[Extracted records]
┄┄┄┄┄┄┄┄┄┄

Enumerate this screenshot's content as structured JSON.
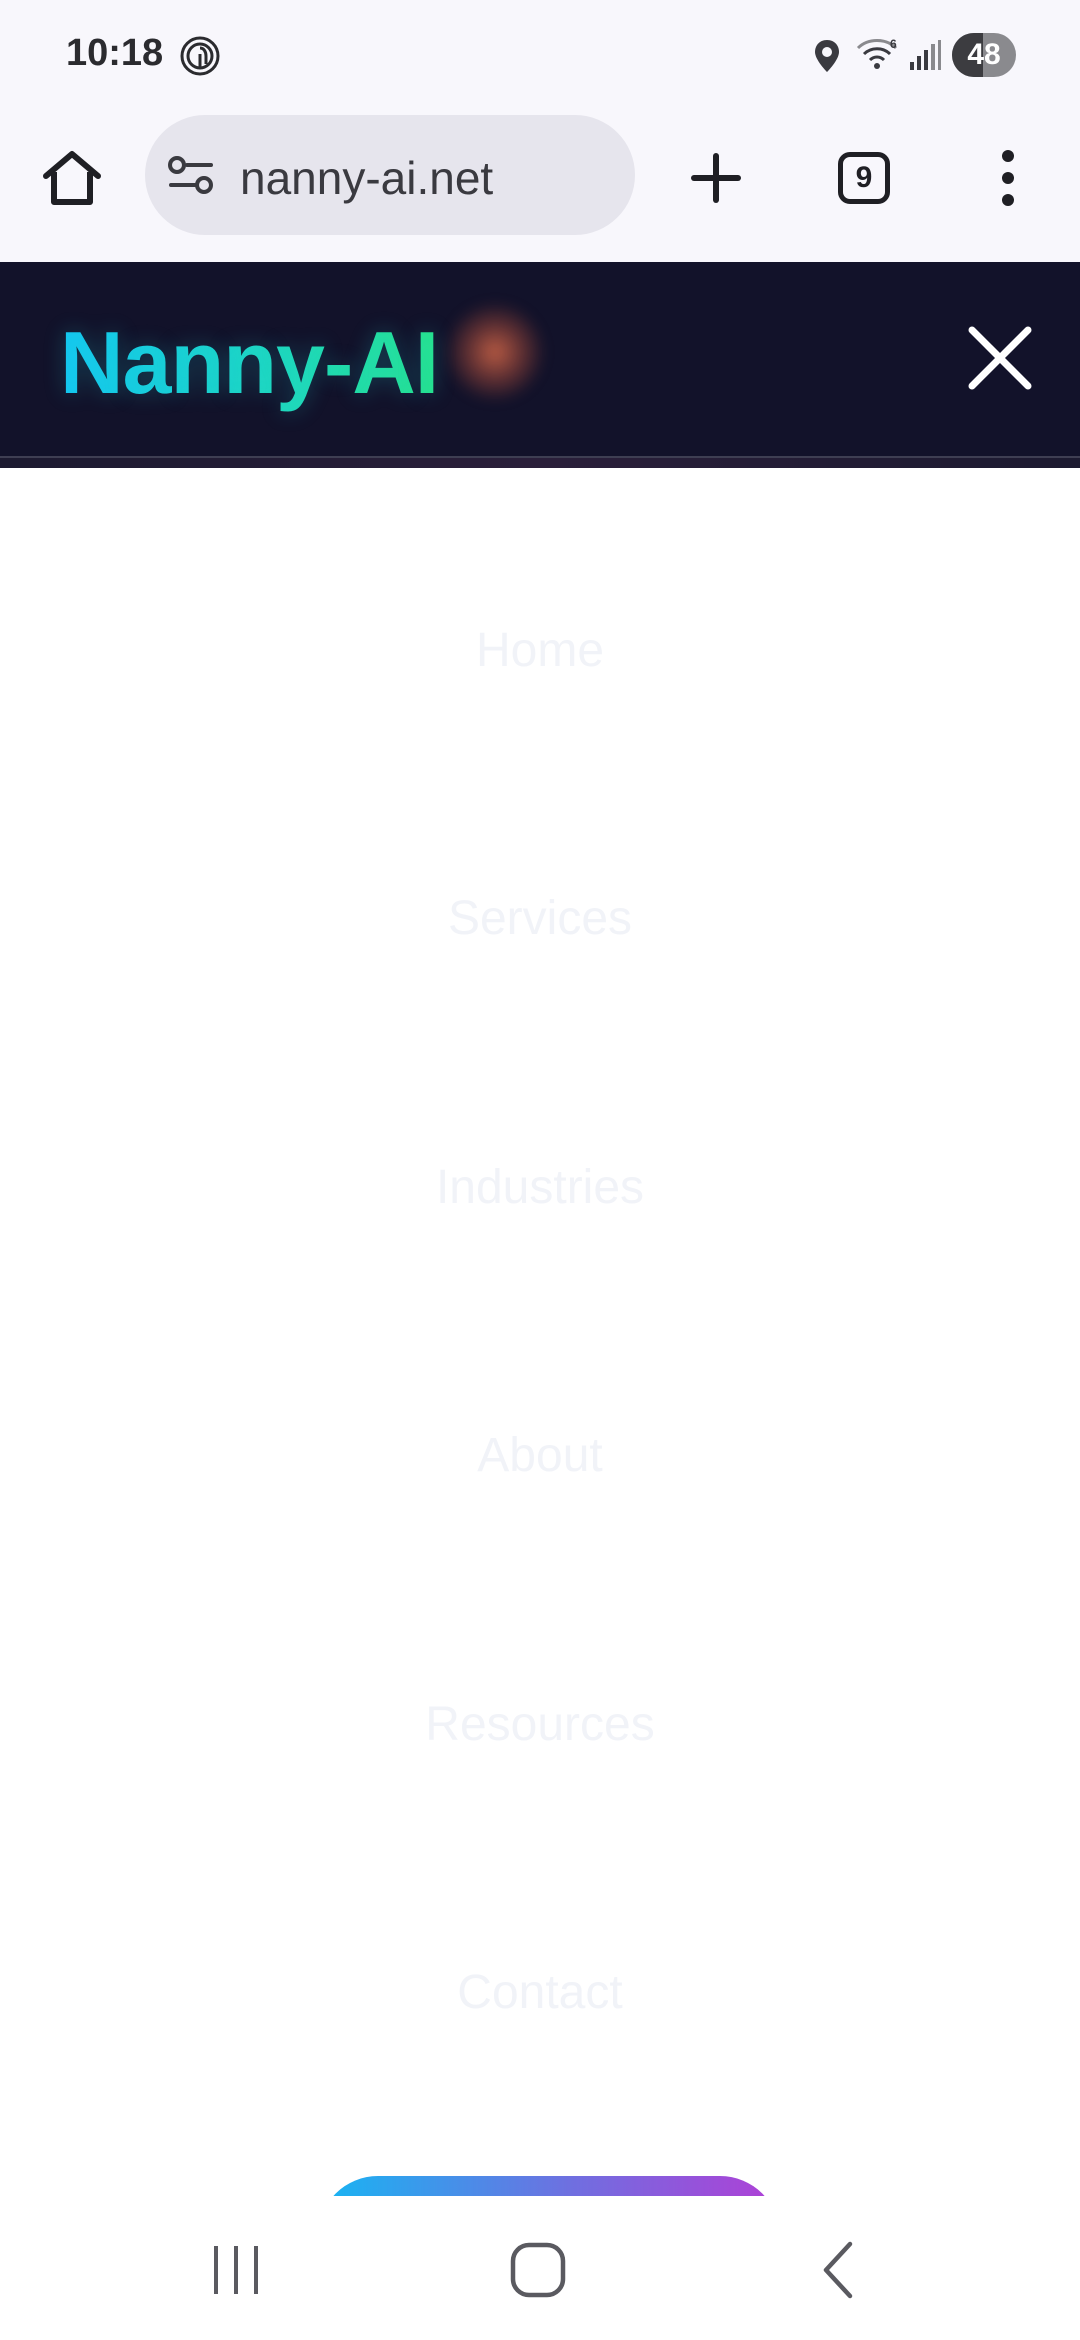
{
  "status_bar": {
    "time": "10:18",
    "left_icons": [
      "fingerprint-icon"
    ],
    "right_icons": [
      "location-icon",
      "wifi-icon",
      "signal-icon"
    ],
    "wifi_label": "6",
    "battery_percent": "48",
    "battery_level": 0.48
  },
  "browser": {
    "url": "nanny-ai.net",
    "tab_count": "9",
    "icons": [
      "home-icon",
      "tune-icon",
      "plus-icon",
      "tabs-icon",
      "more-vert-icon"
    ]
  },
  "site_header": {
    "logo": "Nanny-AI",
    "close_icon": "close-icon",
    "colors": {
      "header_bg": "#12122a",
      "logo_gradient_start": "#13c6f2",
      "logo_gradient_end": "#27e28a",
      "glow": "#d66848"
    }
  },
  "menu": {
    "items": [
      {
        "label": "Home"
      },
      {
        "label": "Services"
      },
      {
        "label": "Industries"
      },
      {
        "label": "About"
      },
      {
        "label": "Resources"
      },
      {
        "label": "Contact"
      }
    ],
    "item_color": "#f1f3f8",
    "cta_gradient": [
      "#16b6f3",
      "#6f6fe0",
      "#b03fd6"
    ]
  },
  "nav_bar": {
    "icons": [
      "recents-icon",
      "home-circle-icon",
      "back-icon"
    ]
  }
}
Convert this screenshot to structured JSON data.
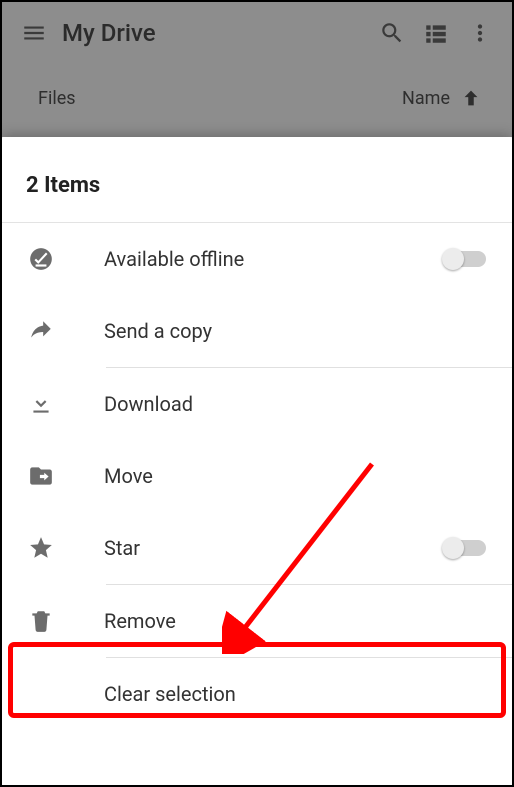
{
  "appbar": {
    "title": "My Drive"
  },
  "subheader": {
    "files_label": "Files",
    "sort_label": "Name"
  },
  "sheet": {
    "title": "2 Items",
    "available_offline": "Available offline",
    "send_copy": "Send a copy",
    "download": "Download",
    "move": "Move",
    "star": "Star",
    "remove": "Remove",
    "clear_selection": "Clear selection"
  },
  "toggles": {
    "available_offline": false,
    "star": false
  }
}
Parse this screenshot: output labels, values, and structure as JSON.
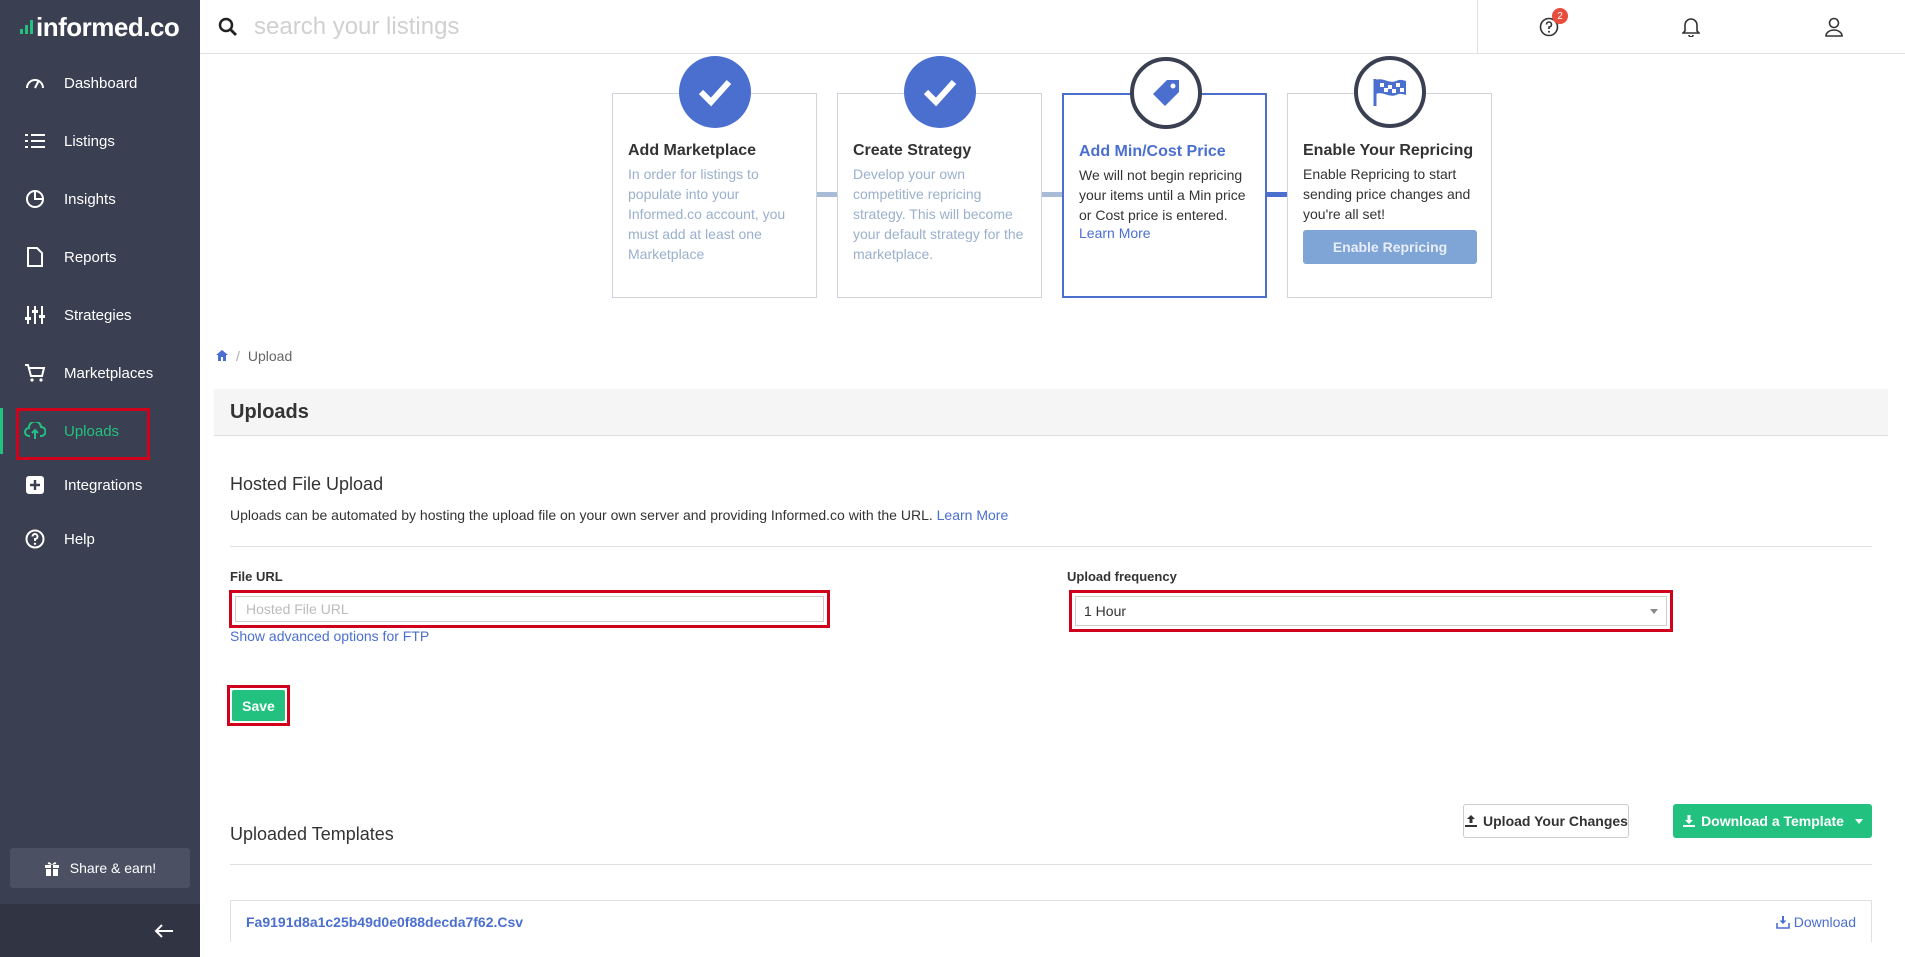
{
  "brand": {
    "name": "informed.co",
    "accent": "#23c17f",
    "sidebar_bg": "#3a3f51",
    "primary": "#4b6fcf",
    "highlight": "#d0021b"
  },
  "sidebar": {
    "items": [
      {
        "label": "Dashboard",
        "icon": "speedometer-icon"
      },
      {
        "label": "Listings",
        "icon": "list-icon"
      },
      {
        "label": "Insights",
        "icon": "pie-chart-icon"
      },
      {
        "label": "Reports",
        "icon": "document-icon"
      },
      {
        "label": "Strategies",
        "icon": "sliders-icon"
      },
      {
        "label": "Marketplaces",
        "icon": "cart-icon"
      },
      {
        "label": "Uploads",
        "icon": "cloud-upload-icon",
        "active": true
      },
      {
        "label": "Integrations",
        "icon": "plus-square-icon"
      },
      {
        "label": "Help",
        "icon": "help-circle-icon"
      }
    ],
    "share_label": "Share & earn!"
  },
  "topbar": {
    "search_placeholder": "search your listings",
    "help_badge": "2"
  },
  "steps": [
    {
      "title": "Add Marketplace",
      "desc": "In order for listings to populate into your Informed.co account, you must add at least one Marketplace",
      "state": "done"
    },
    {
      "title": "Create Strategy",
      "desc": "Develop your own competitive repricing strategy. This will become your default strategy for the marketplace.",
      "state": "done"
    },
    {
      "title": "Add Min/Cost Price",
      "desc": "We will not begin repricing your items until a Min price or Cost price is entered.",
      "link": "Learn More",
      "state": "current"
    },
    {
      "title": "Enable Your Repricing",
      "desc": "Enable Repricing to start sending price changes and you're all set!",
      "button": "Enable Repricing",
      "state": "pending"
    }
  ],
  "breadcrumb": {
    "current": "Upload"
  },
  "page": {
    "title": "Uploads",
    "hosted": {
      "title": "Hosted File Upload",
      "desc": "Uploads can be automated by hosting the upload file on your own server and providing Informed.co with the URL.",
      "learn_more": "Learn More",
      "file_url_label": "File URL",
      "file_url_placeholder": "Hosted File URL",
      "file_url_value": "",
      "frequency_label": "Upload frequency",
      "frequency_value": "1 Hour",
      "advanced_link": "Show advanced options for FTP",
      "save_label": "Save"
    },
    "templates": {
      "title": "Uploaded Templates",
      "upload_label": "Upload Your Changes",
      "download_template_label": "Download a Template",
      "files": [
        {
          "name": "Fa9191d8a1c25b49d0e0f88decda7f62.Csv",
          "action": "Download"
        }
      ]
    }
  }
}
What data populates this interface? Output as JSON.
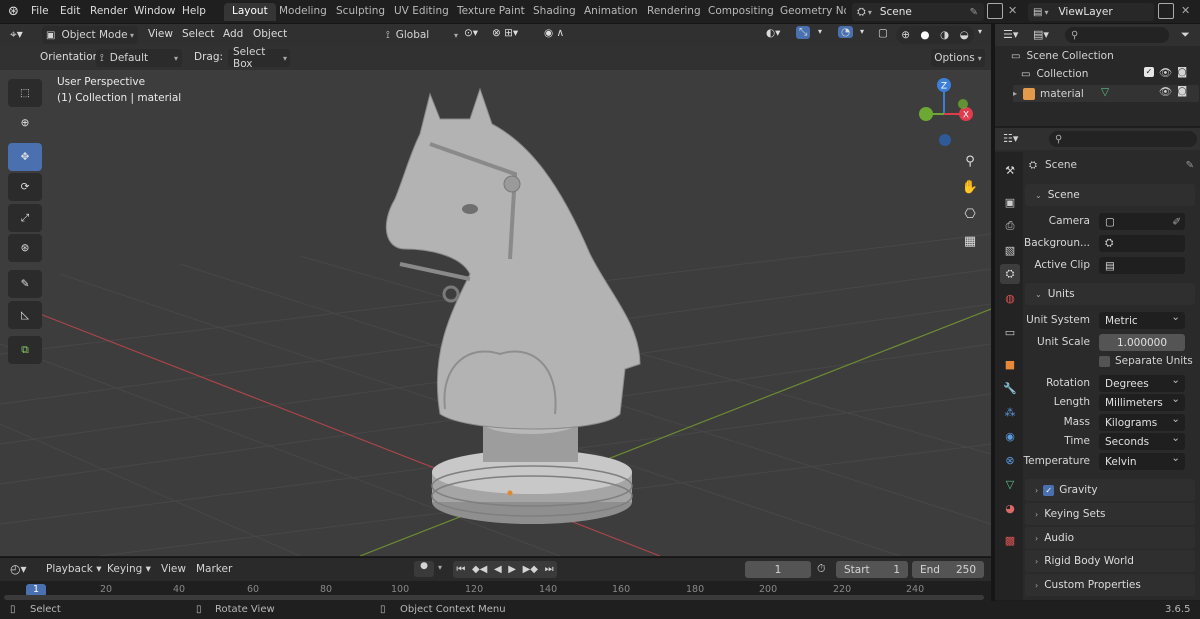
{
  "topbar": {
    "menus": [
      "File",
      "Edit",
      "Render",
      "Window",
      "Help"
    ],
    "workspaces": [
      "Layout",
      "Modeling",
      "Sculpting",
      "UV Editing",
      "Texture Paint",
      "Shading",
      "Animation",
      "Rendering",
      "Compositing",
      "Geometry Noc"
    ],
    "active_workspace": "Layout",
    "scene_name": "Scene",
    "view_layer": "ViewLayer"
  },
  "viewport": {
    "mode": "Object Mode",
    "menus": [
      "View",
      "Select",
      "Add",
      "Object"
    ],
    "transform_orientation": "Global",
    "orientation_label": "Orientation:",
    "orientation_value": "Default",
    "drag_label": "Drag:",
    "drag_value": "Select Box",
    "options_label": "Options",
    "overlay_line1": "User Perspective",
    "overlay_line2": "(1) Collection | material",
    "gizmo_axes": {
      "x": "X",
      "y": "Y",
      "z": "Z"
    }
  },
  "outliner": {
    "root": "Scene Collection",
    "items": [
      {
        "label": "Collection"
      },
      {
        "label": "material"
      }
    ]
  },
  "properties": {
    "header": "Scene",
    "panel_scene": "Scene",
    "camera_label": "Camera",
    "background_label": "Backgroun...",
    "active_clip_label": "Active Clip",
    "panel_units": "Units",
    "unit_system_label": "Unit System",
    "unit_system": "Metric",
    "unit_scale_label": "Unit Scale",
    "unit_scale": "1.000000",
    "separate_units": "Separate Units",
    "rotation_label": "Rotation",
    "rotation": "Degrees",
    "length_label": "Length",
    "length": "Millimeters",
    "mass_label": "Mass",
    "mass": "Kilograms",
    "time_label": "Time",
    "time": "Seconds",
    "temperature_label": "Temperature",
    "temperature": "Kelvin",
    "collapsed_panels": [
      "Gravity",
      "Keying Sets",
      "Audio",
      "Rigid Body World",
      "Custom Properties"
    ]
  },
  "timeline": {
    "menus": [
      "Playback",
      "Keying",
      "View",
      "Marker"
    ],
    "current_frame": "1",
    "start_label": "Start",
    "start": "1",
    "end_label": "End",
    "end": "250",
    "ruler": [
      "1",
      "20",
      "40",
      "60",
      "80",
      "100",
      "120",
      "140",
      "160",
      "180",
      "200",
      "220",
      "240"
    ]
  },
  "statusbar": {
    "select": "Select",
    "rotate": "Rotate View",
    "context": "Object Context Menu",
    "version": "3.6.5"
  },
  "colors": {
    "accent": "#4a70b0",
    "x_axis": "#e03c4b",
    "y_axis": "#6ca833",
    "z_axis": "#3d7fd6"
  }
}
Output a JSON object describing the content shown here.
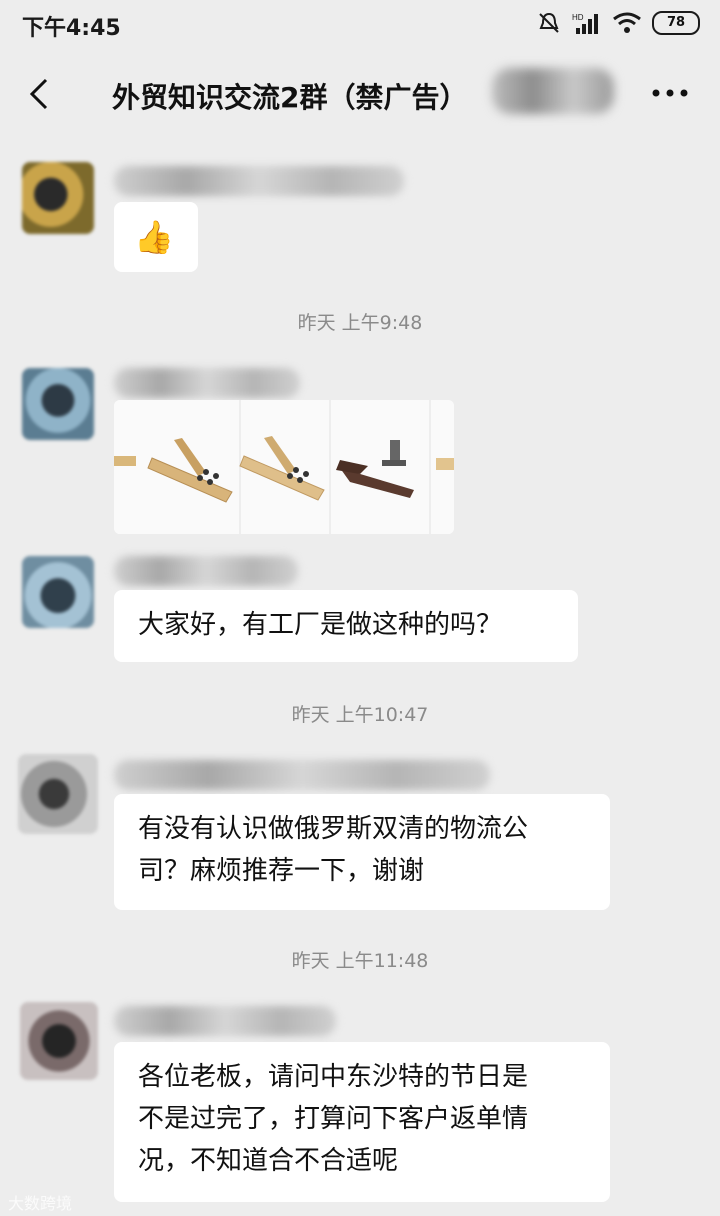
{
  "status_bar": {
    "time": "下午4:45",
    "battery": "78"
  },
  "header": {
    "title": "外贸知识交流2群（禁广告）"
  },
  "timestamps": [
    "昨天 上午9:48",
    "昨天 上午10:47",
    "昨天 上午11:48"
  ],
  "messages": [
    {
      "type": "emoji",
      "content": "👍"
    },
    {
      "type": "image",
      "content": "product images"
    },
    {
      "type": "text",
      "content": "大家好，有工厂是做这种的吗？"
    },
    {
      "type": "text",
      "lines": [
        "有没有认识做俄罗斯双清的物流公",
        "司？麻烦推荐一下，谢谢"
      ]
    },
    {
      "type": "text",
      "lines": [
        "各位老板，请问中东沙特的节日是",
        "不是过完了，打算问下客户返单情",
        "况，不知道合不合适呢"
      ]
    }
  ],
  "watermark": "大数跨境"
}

┄┄┄┄┄┄┄┄┄┄

(PROBLEM REQUIREMENTS)
Across the entries above, how many lines contain "false"? Provide only the count.

(SOLUTION TO THIS EXERCISE)
2